- [Exercise details]
Your answer should hold all lines of the entries that include the word "externa".

- [Listed entries]
★ ★ ★

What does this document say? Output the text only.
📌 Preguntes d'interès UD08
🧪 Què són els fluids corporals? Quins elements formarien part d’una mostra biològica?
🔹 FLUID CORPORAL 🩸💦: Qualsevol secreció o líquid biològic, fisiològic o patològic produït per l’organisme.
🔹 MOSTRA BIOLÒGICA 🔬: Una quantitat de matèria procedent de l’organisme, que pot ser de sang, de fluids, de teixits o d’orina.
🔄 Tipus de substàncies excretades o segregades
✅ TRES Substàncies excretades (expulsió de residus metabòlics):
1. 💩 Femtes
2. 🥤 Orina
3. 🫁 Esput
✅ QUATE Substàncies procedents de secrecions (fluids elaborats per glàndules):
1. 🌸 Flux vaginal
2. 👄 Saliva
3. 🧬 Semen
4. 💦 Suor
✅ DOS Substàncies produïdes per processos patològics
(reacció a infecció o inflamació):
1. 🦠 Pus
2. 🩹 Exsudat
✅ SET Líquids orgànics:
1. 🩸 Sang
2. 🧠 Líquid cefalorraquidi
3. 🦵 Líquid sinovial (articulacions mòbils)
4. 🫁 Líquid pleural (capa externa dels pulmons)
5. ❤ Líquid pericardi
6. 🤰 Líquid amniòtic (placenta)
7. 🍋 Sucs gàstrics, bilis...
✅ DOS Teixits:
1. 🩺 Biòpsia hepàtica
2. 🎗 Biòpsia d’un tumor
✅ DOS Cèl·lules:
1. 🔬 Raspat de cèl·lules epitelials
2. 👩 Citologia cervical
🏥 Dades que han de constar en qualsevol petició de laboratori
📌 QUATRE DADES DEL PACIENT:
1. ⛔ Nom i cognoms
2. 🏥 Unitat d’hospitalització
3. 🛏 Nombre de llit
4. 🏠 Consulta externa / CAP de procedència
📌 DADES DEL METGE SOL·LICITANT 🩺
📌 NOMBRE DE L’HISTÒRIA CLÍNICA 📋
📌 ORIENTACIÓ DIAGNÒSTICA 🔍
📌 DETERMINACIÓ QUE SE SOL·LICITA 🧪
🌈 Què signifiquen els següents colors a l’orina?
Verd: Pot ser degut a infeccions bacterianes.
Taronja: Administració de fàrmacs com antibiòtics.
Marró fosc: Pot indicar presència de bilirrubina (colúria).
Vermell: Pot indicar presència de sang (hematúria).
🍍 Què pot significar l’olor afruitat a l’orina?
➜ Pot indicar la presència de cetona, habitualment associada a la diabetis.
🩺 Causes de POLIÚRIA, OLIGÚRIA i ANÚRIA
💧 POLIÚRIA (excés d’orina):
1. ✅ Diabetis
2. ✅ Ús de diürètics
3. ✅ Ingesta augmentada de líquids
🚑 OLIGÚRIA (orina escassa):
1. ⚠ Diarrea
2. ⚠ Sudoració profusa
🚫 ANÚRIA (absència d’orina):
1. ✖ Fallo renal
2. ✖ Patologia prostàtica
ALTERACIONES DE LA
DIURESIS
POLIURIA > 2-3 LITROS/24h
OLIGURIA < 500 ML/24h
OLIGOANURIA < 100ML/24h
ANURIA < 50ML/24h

★ ★ ★

- [Response area]
4. 🫁 Líquid pleural (capa externa dels pulmons)
4. 🏠 Consulta externa / CAP de procedència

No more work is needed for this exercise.